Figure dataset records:

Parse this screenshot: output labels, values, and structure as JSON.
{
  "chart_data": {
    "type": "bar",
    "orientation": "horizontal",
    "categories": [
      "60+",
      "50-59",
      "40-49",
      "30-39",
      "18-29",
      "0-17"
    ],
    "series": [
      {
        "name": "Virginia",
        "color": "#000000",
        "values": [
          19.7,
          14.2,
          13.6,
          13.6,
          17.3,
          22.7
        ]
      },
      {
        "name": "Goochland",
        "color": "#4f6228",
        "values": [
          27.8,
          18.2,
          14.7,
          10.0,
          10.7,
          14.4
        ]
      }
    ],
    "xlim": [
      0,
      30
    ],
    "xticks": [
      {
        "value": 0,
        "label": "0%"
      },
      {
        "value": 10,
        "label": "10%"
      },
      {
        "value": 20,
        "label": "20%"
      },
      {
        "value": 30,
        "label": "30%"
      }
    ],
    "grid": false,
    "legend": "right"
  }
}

#### Exercise aim
Reproduce the entries above exactly.

#### Task answer
Parse this screenshot: output labels, values, and structure as JSON.
{
  "chart_data": {
    "type": "bar",
    "orientation": "horizontal",
    "categories": [
      "60+",
      "50-59",
      "40-49",
      "30-39",
      "18-29",
      "0-17"
    ],
    "series": [
      {
        "name": "Virginia",
        "color": "#000000",
        "values": [
          19.7,
          14.2,
          13.6,
          13.6,
          17.3,
          22.7
        ]
      },
      {
        "name": "Goochland",
        "color": "#4f6228",
        "values": [
          27.8,
          18.2,
          14.7,
          10.0,
          10.7,
          14.4
        ]
      }
    ],
    "xlim": [
      0,
      30
    ],
    "xticks": [
      {
        "value": 0,
        "label": "0%"
      },
      {
        "value": 10,
        "label": "10%"
      },
      {
        "value": 20,
        "label": "20%"
      },
      {
        "value": 30,
        "label": "30%"
      }
    ],
    "grid": false,
    "legend": "right"
  }
}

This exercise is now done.